ÉNONCÉ 1: Dans les enregistrements, de la ligne contenant "table-row[interactable]: Nov 30, 2023 - 15:02:18" à la ligne contenant "782, 1880, 812]", remplacez "table-row" par "data-row" et redonnez uniquement ces lignes, sans rien changer d'autre.
++++ EXTRAIT DU DOCUMENT
Nous ne pouvons malheureusement suivre M. Ribourt dans le curieux développement des obstacles qu’il a, en présence du congrès, opposé à l’exécution du projet de MM. Wyse et Reclus. Le moindre ne sera pas l’énorme quantité de dynamite qu’il faudra employer pour faire sauter 31 millions de mètres cubes de dolérite[1]. Tout le monde ne sait pas qu’on ne peut fabriquer la dynamite par une température de 25 degrés ; s’il est nécessaire de manipuler sur lieu ce terrible engin, il faudra refroidir les usines avec des machines à glace pour les maintenir à 15 degrés de température constante. Croit-on que cela sera bien aisé dans un pays où la température moyenne est de 36 degrés ? M. Lavalley a appelé l’attention de la commission sur les difficultés immenses que présenteraient des travaux de déblais à exécuter dans la vallée torrentielle de Chagres, sur les embarras presque insurmontables pour faire ces travaux à sec, le seul moyen possible cependant. Un autre membre a déclaré qu’il y avait là un inconnu dont il fallait tenir compte, en se rappelant l’importance des crues du Chagres et par conséquent des irruptions de ce torrent. Cet inconnu augmenterait surtout par la suppression du tunnel primitivement projeté en raison des prix des tranchées qu’il faudrait faire.
++++++++
ÉNONCÉ 2: Réécrivez sous forme de liste, s'il vous plaît, le paragraphe de l'extrait qui commence par « Nous ne pouvons malheureusement », en conservant ses faits principaux.
++++ DONNÉES ENREGISTRÉES
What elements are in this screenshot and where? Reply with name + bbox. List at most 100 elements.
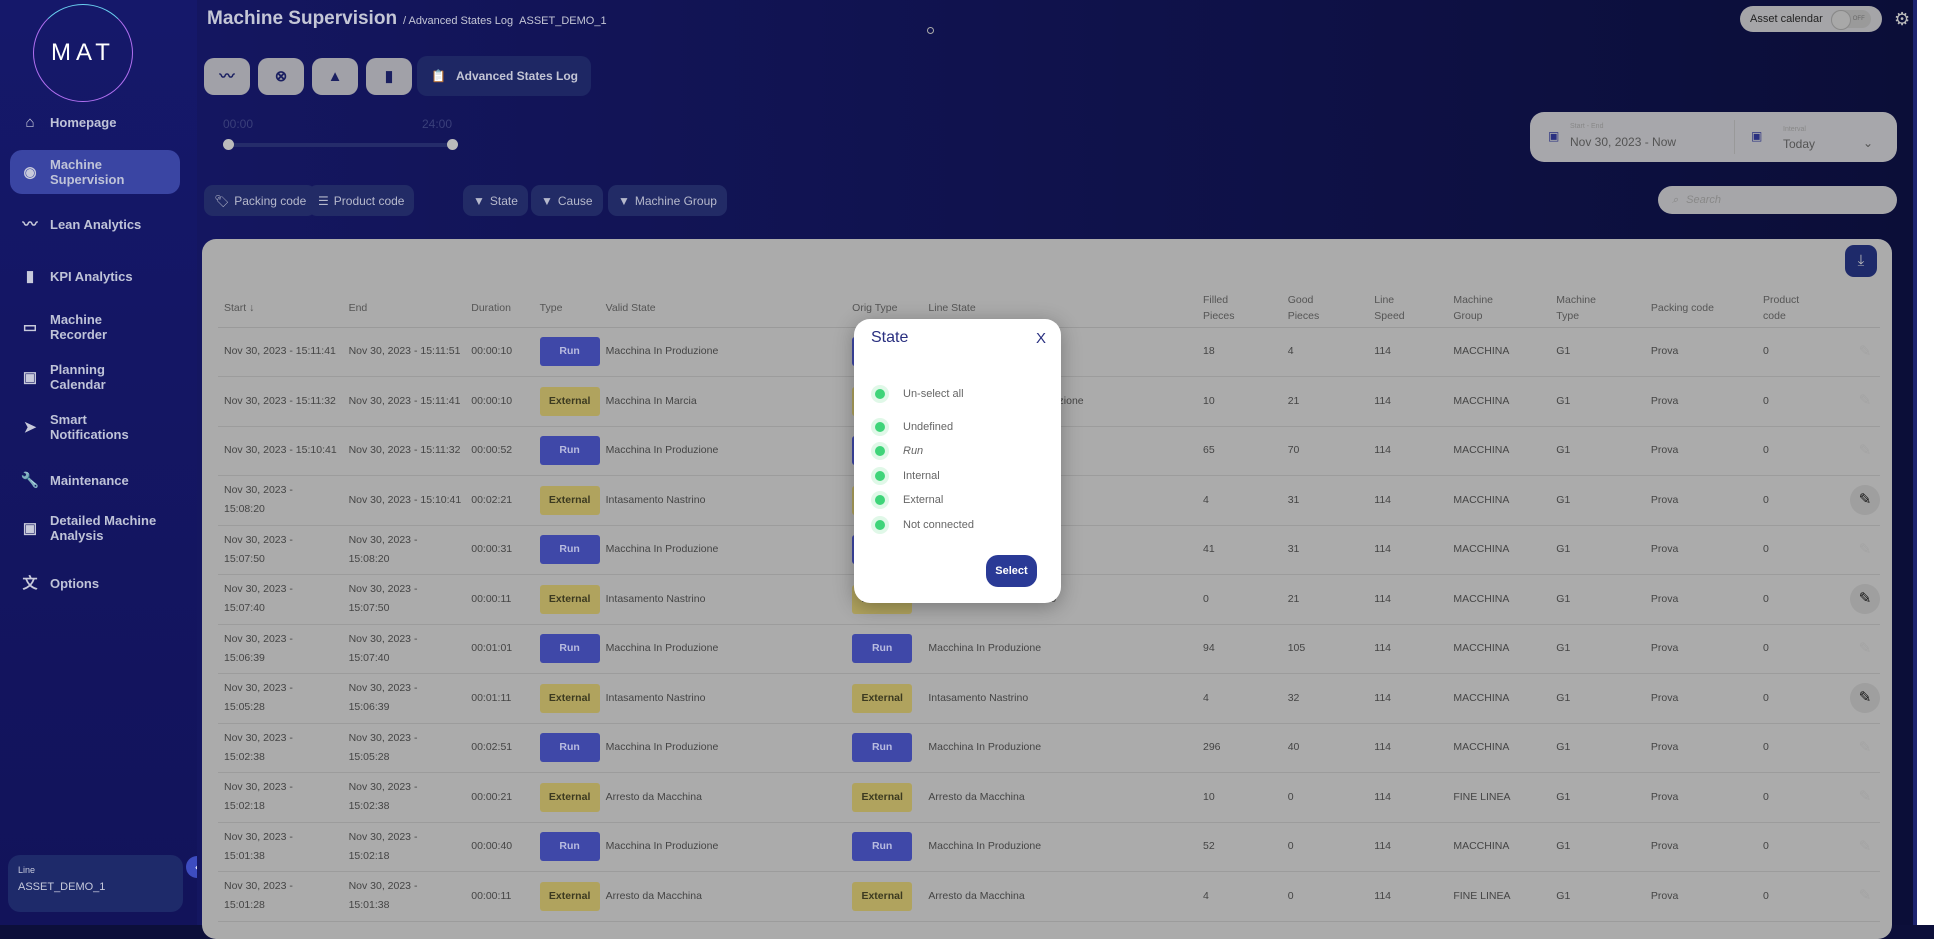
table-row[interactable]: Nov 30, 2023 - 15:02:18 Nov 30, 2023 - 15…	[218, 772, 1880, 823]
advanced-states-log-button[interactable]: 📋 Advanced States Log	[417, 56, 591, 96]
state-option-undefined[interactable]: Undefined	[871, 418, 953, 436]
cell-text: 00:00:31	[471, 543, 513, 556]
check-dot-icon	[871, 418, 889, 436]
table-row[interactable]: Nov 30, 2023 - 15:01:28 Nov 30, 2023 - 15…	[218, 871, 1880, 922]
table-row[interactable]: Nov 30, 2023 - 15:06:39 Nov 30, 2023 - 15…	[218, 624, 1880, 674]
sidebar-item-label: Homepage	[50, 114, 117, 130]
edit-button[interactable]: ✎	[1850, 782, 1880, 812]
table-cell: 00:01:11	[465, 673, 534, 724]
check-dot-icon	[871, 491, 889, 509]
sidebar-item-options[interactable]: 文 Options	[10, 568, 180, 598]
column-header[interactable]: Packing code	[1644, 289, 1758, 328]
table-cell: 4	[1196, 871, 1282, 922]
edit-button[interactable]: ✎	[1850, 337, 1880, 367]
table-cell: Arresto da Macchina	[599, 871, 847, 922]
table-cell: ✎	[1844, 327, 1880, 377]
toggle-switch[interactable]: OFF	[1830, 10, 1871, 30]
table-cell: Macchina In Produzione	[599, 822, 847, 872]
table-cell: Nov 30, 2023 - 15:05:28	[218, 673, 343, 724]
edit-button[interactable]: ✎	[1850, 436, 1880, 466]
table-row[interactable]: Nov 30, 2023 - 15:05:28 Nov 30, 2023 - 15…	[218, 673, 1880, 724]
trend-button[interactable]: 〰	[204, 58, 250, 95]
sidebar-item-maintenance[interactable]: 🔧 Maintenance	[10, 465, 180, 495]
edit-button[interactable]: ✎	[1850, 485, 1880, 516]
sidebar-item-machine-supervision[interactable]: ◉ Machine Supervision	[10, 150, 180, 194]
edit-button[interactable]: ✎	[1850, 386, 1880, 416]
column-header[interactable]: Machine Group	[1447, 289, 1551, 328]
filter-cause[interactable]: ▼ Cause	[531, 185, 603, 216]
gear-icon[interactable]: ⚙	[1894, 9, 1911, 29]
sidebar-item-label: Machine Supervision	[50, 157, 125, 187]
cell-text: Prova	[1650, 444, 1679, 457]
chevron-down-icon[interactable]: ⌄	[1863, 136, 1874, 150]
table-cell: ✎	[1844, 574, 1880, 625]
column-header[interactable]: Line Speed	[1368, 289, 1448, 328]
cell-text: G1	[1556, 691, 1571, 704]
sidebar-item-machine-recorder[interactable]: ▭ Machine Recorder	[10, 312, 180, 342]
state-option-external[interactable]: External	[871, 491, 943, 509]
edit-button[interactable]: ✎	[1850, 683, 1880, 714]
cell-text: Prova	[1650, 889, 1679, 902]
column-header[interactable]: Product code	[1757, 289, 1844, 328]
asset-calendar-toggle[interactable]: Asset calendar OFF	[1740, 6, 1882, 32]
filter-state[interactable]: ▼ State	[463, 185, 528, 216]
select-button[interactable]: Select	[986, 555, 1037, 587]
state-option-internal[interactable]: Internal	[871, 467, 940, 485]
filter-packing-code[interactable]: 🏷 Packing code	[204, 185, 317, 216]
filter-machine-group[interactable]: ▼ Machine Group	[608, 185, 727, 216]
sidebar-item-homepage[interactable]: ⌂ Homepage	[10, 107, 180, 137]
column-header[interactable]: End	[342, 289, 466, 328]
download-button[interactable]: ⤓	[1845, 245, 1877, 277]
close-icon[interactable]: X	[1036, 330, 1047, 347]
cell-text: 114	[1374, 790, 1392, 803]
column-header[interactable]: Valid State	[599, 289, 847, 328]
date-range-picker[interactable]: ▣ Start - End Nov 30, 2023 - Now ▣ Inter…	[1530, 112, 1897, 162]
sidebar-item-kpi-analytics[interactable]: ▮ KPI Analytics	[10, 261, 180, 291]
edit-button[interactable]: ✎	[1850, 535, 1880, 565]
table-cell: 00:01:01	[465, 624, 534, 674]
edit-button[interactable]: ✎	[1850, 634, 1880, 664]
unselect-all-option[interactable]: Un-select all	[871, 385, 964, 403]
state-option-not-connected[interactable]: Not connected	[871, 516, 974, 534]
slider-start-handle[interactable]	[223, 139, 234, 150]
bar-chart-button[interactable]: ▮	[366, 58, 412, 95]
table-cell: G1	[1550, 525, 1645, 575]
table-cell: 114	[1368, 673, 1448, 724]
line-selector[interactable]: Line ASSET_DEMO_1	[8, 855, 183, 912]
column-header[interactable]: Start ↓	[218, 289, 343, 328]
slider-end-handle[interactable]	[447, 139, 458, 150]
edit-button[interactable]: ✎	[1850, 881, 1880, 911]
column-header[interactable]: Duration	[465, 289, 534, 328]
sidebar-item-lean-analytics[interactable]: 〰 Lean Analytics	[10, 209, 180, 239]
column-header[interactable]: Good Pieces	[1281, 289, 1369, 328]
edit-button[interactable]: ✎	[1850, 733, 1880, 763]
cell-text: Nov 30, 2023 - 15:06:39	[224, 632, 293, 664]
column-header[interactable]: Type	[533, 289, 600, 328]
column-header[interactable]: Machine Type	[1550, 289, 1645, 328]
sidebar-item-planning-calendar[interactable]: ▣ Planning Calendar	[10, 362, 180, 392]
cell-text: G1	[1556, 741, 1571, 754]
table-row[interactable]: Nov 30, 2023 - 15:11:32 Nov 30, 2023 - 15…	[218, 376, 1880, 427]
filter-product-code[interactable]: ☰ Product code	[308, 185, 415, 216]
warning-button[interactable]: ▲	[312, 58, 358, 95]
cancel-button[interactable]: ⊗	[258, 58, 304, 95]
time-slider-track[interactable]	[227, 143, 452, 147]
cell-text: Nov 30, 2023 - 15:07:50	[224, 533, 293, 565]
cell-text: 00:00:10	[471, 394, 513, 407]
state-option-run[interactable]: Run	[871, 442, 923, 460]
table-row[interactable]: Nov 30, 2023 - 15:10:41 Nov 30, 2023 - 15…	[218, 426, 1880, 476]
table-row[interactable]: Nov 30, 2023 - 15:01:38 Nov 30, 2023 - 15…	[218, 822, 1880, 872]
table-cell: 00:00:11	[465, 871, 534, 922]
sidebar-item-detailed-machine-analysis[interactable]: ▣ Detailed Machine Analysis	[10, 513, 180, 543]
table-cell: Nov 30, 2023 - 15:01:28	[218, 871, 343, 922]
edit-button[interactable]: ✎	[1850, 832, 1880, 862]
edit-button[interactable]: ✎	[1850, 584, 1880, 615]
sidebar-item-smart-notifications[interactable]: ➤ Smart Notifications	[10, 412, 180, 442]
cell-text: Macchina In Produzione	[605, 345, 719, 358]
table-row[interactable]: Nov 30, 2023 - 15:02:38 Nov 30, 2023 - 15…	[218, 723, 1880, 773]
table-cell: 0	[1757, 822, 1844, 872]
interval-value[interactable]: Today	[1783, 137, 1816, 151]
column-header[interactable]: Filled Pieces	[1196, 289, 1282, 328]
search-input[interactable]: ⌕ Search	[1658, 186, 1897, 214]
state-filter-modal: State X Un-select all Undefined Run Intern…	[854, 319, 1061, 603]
++++++++
++++ DONNÉES ENREGISTRÉES
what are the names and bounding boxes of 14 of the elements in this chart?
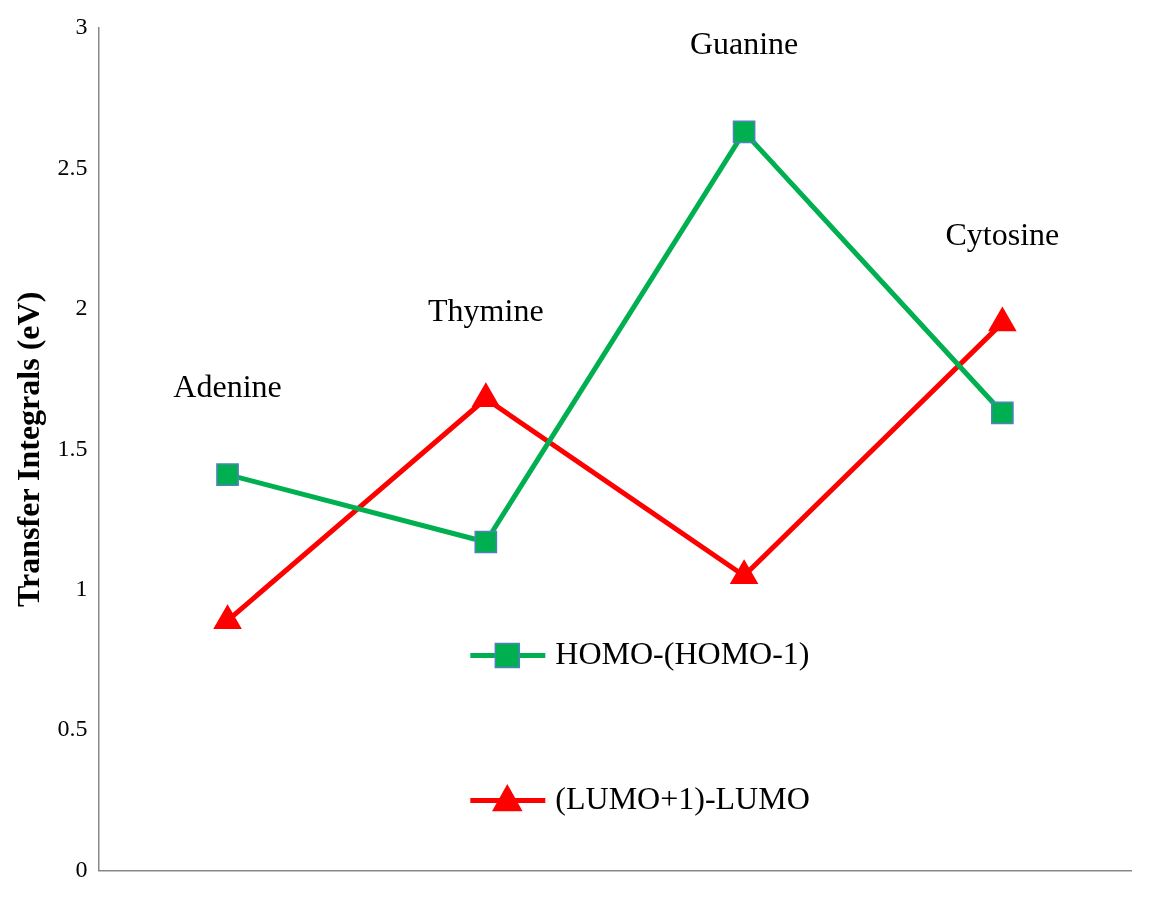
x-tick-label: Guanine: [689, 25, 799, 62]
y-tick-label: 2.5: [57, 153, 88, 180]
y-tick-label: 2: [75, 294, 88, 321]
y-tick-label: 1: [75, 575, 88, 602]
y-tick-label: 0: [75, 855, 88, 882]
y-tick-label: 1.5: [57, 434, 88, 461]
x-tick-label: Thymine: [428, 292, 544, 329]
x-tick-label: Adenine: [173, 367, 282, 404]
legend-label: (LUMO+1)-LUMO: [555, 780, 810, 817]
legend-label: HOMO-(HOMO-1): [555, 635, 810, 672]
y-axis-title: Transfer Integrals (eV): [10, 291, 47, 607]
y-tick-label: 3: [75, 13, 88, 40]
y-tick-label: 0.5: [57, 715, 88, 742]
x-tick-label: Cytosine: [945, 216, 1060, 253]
++++++++
++++ DONNÉES ENREGISTRÉES
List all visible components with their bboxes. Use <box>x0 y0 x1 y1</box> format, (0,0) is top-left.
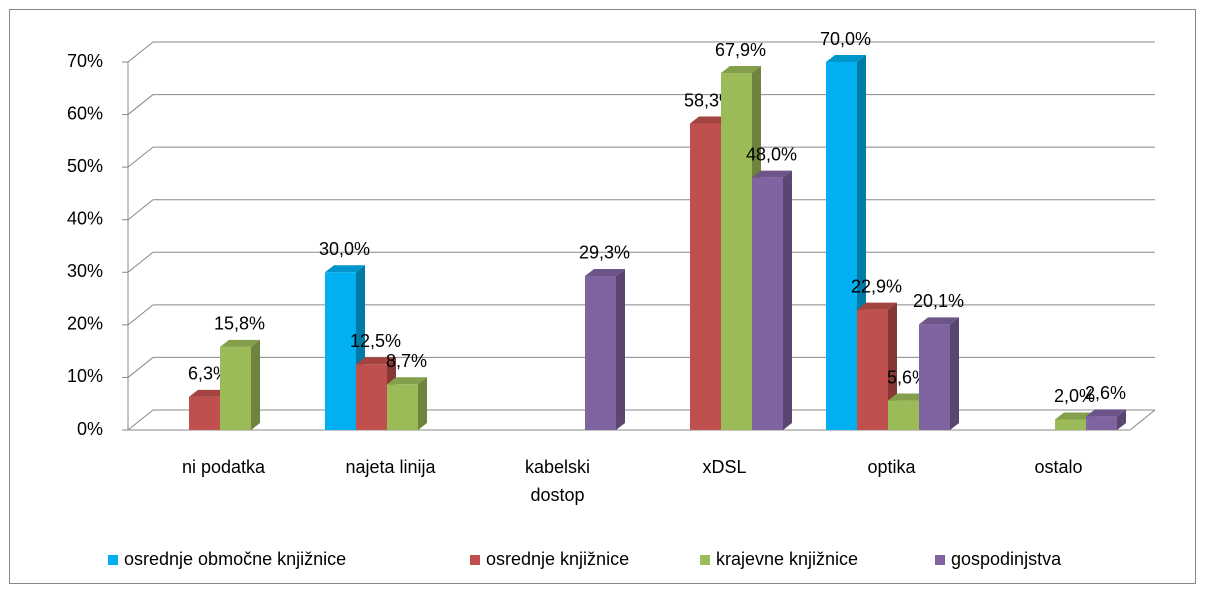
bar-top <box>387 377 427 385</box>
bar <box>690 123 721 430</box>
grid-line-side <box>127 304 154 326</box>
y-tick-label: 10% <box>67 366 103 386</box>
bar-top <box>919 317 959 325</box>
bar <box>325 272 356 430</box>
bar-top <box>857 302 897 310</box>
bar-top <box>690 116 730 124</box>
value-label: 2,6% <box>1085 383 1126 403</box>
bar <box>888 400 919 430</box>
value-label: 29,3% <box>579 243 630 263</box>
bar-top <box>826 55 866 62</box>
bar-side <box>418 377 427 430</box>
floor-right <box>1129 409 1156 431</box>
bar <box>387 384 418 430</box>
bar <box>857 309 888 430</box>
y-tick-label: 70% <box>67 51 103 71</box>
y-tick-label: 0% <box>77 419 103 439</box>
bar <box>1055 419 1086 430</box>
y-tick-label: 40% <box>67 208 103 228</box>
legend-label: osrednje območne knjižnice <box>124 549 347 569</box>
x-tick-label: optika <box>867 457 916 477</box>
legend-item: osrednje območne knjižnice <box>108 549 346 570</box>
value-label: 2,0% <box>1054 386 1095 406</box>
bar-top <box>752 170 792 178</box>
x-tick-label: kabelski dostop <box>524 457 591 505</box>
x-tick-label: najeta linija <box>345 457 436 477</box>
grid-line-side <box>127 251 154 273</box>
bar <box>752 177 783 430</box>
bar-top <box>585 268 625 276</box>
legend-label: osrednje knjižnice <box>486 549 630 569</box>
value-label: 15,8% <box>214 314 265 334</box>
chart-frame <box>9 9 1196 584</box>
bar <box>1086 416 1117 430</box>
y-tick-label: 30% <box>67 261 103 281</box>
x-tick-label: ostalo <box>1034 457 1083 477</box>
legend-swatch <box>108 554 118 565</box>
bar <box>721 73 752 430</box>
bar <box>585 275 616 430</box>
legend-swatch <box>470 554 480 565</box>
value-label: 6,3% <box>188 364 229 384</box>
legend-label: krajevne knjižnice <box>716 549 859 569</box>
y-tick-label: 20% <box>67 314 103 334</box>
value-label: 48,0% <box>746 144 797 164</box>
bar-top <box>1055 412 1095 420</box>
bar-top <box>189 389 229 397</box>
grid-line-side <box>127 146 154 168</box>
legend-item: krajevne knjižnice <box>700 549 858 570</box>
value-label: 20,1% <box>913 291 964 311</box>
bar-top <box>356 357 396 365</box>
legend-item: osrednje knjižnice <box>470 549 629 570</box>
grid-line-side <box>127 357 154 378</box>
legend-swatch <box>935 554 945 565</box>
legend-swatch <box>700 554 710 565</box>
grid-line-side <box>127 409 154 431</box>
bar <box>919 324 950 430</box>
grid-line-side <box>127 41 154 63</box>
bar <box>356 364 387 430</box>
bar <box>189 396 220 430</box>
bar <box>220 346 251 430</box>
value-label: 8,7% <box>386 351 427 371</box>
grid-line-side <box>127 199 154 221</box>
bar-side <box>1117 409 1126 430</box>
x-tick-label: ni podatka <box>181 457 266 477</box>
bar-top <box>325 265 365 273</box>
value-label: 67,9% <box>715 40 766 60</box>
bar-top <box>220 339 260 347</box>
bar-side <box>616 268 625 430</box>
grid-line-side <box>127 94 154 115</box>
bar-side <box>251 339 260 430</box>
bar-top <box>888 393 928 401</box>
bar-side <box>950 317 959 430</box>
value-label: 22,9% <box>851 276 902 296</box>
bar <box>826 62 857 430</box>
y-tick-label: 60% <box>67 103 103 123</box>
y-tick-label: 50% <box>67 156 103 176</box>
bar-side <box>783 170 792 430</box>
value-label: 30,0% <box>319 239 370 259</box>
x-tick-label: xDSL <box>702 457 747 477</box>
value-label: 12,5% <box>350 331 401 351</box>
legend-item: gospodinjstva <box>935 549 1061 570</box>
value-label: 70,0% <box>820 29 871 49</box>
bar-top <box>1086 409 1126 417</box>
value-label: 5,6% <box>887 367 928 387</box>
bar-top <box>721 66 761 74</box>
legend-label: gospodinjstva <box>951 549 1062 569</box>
++++++++
RÉSULTAT 1:
data-row[interactable]: Nov 30, 2023 - 15:02:18 Nov 30, 2023 - 15…	[218, 772, 1880, 823]
advanced-states-log-button[interactable]: 📋 Advanced States Log	[417, 56, 591, 96]
state-option-undefined[interactable]: Undefined	[871, 418, 953, 436]
cell-text: 00:00:31	[471, 543, 513, 556]
check-dot-icon	[871, 418, 889, 436]
data-row[interactable]: Nov 30, 2023 - 15:01:28 Nov 30, 2023 - 15…	[218, 871, 1880, 922]
data-row[interactable]: Nov 30, 2023 - 15:06:39 Nov 30, 2023 - 15…	[218, 624, 1880, 674]
sidebar-item-label: Homepage	[50, 114, 117, 130]
edit-button[interactable]: ✎	[1850, 782, 1880, 812]

RÉSULTAT 2:
- Devant le congrès, M. Ribourt a opposé divers obstacles au projet de MM. Wyse et Reclus.
- L'un d'eux est l'énorme quantité de dynamite nécessaire pour faire sauter 31 millions de mètres cubes de dolérite.
- On ne peut pas fabriquer la dynamite à une température de 25 degrés. Pour la manipuler sur place, il faudrait refroidir les usines avec des machines à glace afin de les maintenir à 15 degrés, dans un pays où la température moyenne est de 36 degrés.
- M. Lavalley a souligné les difficultés immenses des travaux de déblais dans la vallée torrentielle de Chagres. Il a aussi relevé qu'il serait presque impossible de les exécuter à sec, alors que c'est le seul moyen possible.
- Un autre membre a signalé un inconnu lié aux crues et aux irruptions du Chagres. Cet inconnu augmenterait surtout si l'on supprimait le tunnel prévu au départ, en raison du prix des tranchées.